-- begin Input rows --
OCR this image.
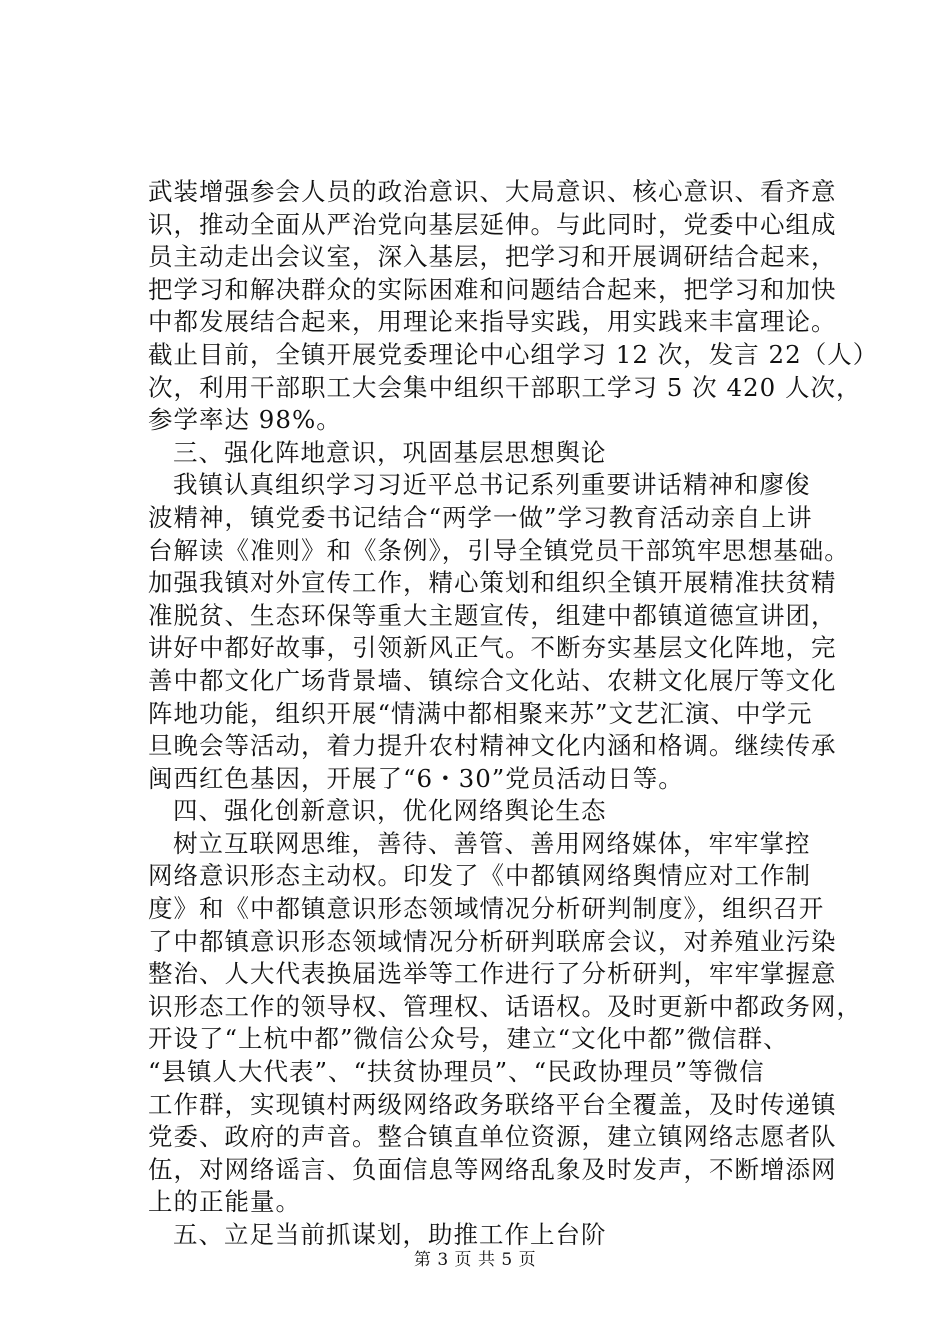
武装增强参会人员的政治意识、大局意识、核心意识、看齐意
识，推动全面从严治党向基层延伸。与此同时，党委中心组成
员主动走出会议室，深入基层，把学习和开展调研结合起来，
把学习和解决群众的实际困难和问题结合起来，把学习和加快
中都发展结合起来，用理论来指导实践，用实践来丰富理论。
截止目前，全镇开展党委理论中心组学习 12 次，发言 22（人）
次，利用干部职工大会集中组织干部职工学习 5 次 420 人次，
参学率达 98%。
三、强化阵地意识，巩固基层思想舆论
我镇认真组织学习习近平总书记系列重要讲话精神和廖俊
波精神，镇党委书记结合“两学一做”学习教育活动亲自上讲
台解读《准则》和《条例》，引导全镇党员干部筑牢思想基础。
加强我镇对外宣传工作，精心策划和组织全镇开展精准扶贫精
准脱贫、生态环保等重大主题宣传，组建中都镇道德宣讲团，
讲好中都好故事，引领新风正气。不断夯实基层文化阵地，完
善中都文化广场背景墙、镇综合文化站、农耕文化展厅等文化
阵地功能，组织开展“情满中都相聚来苏”文艺汇演、中学元
旦晚会等活动，着力提升农村精神文化内涵和格调。继续传承
闽西红色基因，开展了“6・30”党员活动日等。
四、强化创新意识，优化网络舆论生态
树立互联网思维，善待、善管、善用网络媒体，牢牢掌控
网络意识形态主动权。印发了《中都镇网络舆情应对工作制
度》和《中都镇意识形态领域情况分析研判制度》，组织召开
了中都镇意识形态领域情况分析研判联席会议，对养殖业污染
整治、人大代表换届选举等工作进行了分析研判，牢牢掌握意
识形态工作的领导权、管理权、话语权。及时更新中都政务网，
开设了“上杭中都”微信公众号，建立“文化中都”微信群、
“县镇人大代表”、“扶贫协理员”、“民政协理员”等微信
工作群，实现镇村两级网络政务联络平台全覆盖，及时传递镇
党委、政府的声音。整合镇直单位资源，建立镇网络志愿者队
伍，对网络谣言、负面信息等网络乱象及时发声，不断增添网
上的正能量。
五、立足当前抓谋划，助推工作上台阶
第 3 页 共 5 页
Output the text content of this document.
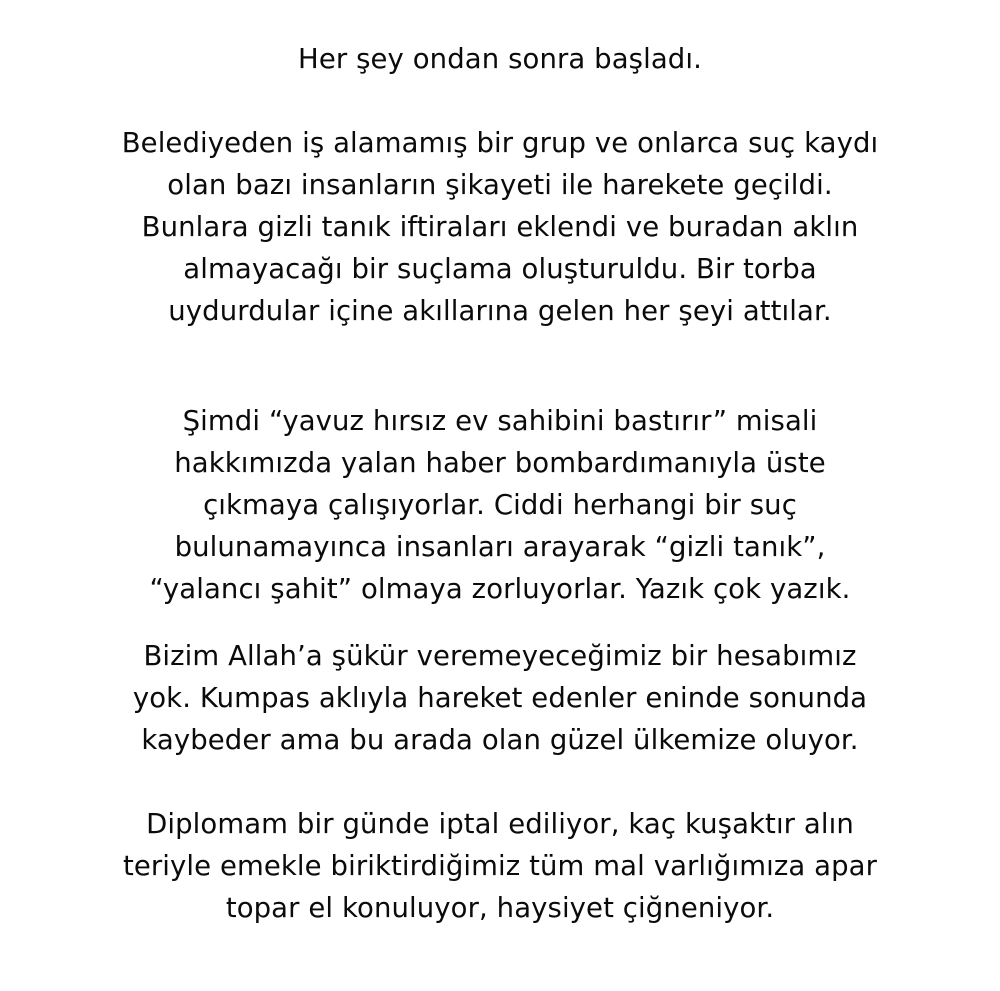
Her şey ondan sonra başladı.

Belediyeden iş alamamış bir grup ve onlarca suç kaydı
olan bazı insanların şikayeti ile harekete geçildi.
Bunlara gizli tanık iftiraları eklendi ve buradan aklın
almayacağı bir suçlama oluşturuldu. Bir torba
uydurdular içine akıllarına gelen her şeyi attılar.

Şimdi “yavuz hırsız ev sahibini bastırır” misali
hakkımızda yalan haber bombardımanıyla üste
çıkmaya çalışıyorlar. Ciddi herhangi bir suç
bulunamayınca insanları arayarak “gizli tanık”,
“yalancı şahit” olmaya zorluyorlar. Yazık çok yazık.

Bizim Allah’a şükür veremeyeceğimiz bir hesabımız
yok. Kumpas aklıyla hareket edenler eninde sonunda
kaybeder ama bu arada olan güzel ülkemize oluyor.

Diplomam bir günde iptal ediliyor, kaç kuşaktır alın
teriyle emekle biriktirdiğimiz tüm mal varlığımıza apar
topar el konuluyor, haysiyet çiğneniyor.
-- end Input rows --
Aim of the task: Generate a word-for-word copy of the preceding records, excluding all pictures.

Result:
OCR this image.
武装增强参会人员的政治意识、大局意识、核心意识、看齐意
识，推动全面从严治党向基层延伸。与此同时，党委中心组成
员主动走出会议室，深入基层，把学习和开展调研结合起来，
把学习和解决群众的实际困难和问题结合起来，把学习和加快
中都发展结合起来，用理论来指导实践，用实践来丰富理论。
截止目前，全镇开展党委理论中心组学习 12 次，发言 22（人）
次，利用干部职工大会集中组织干部职工学习 5 次 420 人次，
参学率达 98%。
三、强化阵地意识，巩固基层思想舆论
我镇认真组织学习习近平总书记系列重要讲话精神和廖俊
波精神，镇党委书记结合“两学一做”学习教育活动亲自上讲
台解读《准则》和《条例》，引导全镇党员干部筑牢思想基础。
加强我镇对外宣传工作，精心策划和组织全镇开展精准扶贫精
准脱贫、生态环保等重大主题宣传，组建中都镇道德宣讲团，
讲好中都好故事，引领新风正气。不断夯实基层文化阵地，完
善中都文化广场背景墙、镇综合文化站、农耕文化展厅等文化
阵地功能，组织开展“情满中都相聚来苏”文艺汇演、中学元
旦晚会等活动，着力提升农村精神文化内涵和格调。继续传承
闽西红色基因，开展了“6・30”党员活动日等。
四、强化创新意识，优化网络舆论生态
树立互联网思维，善待、善管、善用网络媒体，牢牢掌控
网络意识形态主动权。印发了《中都镇网络舆情应对工作制
度》和《中都镇意识形态领域情况分析研判制度》，组织召开
了中都镇意识形态领域情况分析研判联席会议，对养殖业污染
整治、人大代表换届选举等工作进行了分析研判，牢牢掌握意
识形态工作的领导权、管理权、话语权。及时更新中都政务网，
开设了“上杭中都”微信公众号，建立“文化中都”微信群、
“县镇人大代表”、“扶贫协理员”、“民政协理员”等微信
工作群，实现镇村两级网络政务联络平台全覆盖，及时传递镇
党委、政府的声音。整合镇直单位资源，建立镇网络志愿者队
伍，对网络谣言、负面信息等网络乱象及时发声，不断增添网
上的正能量。
五、立足当前抓谋划，助推工作上台阶
第 3 页 共 5 页
Output the text content of this document.
Her şey ondan sonra başladı.

Belediyeden iş alamamış bir grup ve onlarca suç kaydı
olan bazı insanların şikayeti ile harekete geçildi.
Bunlara gizli tanık iftiraları eklendi ve buradan aklın
almayacağı bir suçlama oluşturuldu. Bir torba
uydurdular içine akıllarına gelen her şeyi attılar.

Şimdi “yavuz hırsız ev sahibini bastırır” misali
hakkımızda yalan haber bombardımanıyla üste
çıkmaya çalışıyorlar. Ciddi herhangi bir suç
bulunamayınca insanları arayarak “gizli tanık”,
“yalancı şahit” olmaya zorluyorlar. Yazık çok yazık.

Bizim Allah’a şükür veremeyeceğimiz bir hesabımız
yok. Kumpas aklıyla hareket edenler eninde sonunda
kaybeder ama bu arada olan güzel ülkemize oluyor.

Diplomam bir günde iptal ediliyor, kaç kuşaktır alın
teriyle emekle biriktirdiğimiz tüm mal varlığımıza apar
topar el konuluyor, haysiyet çiğneniyor.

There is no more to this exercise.